> **THE EXERCISE**
Copy each line of the data below exactly, leaving out pictures.

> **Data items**
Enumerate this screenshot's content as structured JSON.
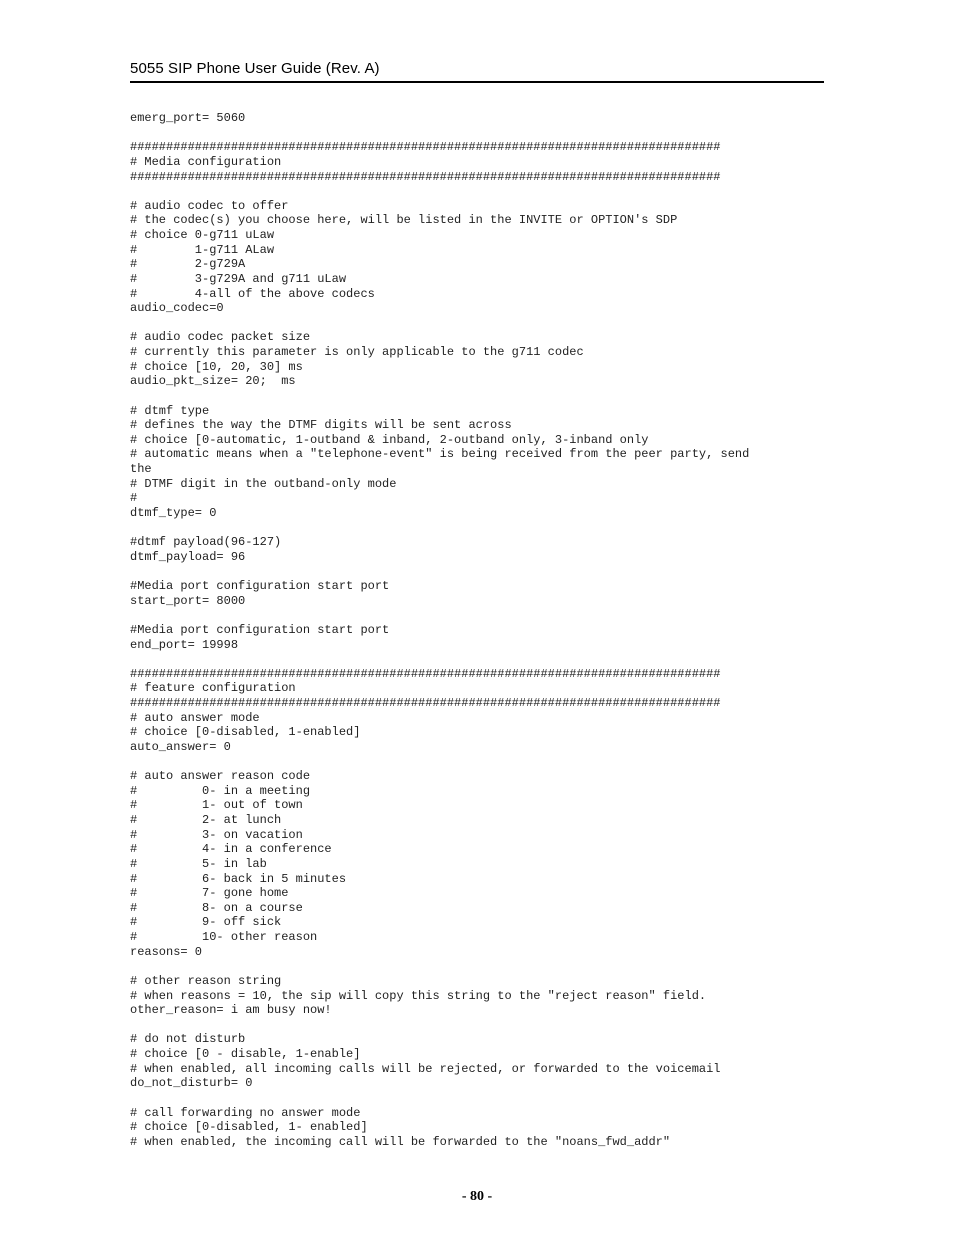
{
  "header": {
    "title": "5055 SIP Phone User Guide (Rev. A)"
  },
  "code_text": "emerg_port= 5060\n\n##################################################################################\n# Media configuration\n##################################################################################\n\n# audio codec to offer\n# the codec(s) you choose here, will be listed in the INVITE or OPTION's SDP\n# choice 0-g711 uLaw\n#        1-g711 ALaw\n#        2-g729A\n#        3-g729A and g711 uLaw\n#        4-all of the above codecs\naudio_codec=0\n\n# audio codec packet size\n# currently this parameter is only applicable to the g711 codec\n# choice [10, 20, 30] ms\naudio_pkt_size= 20;  ms\n\n# dtmf type\n# defines the way the DTMF digits will be sent across\n# choice [0-automatic, 1-outband & inband, 2-outband only, 3-inband only\n# automatic means when a \"telephone-event\" is being received from the peer party, send\nthe\n# DTMF digit in the outband-only mode\n#\ndtmf_type= 0\n\n#dtmf payload(96-127)\ndtmf_payload= 96\n\n#Media port configuration start port\nstart_port= 8000\n\n#Media port configuration start port\nend_port= 19998\n\n##################################################################################\n# feature configuration\n##################################################################################\n# auto answer mode\n# choice [0-disabled, 1-enabled]\nauto_answer= 0\n\n# auto answer reason code\n#         0- in a meeting\n#         1- out of town\n#         2- at lunch\n#         3- on vacation\n#         4- in a conference\n#         5- in lab\n#         6- back in 5 minutes\n#         7- gone home\n#         8- on a course\n#         9- off sick\n#         10- other reason\nreasons= 0\n\n# other reason string\n# when reasons = 10, the sip will copy this string to the \"reject reason\" field.\nother_reason= i am busy now!\n\n# do not disturb\n# choice [0 - disable, 1-enable]\n# when enabled, all incoming calls will be rejected, or forwarded to the voicemail\ndo_not_disturb= 0\n\n# call forwarding no answer mode\n# choice [0-disabled, 1- enabled]\n# when enabled, the incoming call will be forwarded to the \"noans_fwd_addr\"",
  "footer": {
    "page_number": "- 80 -"
  }
}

> **RESPONSE**
Enumerate this screenshot's content as structured JSON.
{
  "header": {
    "title": "5055 SIP Phone User Guide (Rev. A)"
  },
  "code_text": "emerg_port= 5060\n\n##################################################################################\n# Media configuration\n##################################################################################\n\n# audio codec to offer\n# the codec(s) you choose here, will be listed in the INVITE or OPTION's SDP\n# choice 0-g711 uLaw\n#        1-g711 ALaw\n#        2-g729A\n#        3-g729A and g711 uLaw\n#        4-all of the above codecs\naudio_codec=0\n\n# audio codec packet size\n# currently this parameter is only applicable to the g711 codec\n# choice [10, 20, 30] ms\naudio_pkt_size= 20;  ms\n\n# dtmf type\n# defines the way the DTMF digits will be sent across\n# choice [0-automatic, 1-outband & inband, 2-outband only, 3-inband only\n# automatic means when a \"telephone-event\" is being received from the peer party, send\nthe\n# DTMF digit in the outband-only mode\n#\ndtmf_type= 0\n\n#dtmf payload(96-127)\ndtmf_payload= 96\n\n#Media port configuration start port\nstart_port= 8000\n\n#Media port configuration start port\nend_port= 19998\n\n##################################################################################\n# feature configuration\n##################################################################################\n# auto answer mode\n# choice [0-disabled, 1-enabled]\nauto_answer= 0\n\n# auto answer reason code\n#         0- in a meeting\n#         1- out of town\n#         2- at lunch\n#         3- on vacation\n#         4- in a conference\n#         5- in lab\n#         6- back in 5 minutes\n#         7- gone home\n#         8- on a course\n#         9- off sick\n#         10- other reason\nreasons= 0\n\n# other reason string\n# when reasons = 10, the sip will copy this string to the \"reject reason\" field.\nother_reason= i am busy now!\n\n# do not disturb\n# choice [0 - disable, 1-enable]\n# when enabled, all incoming calls will be rejected, or forwarded to the voicemail\ndo_not_disturb= 0\n\n# call forwarding no answer mode\n# choice [0-disabled, 1- enabled]\n# when enabled, the incoming call will be forwarded to the \"noans_fwd_addr\"",
  "footer": {
    "page_number": "- 80 -"
  }
}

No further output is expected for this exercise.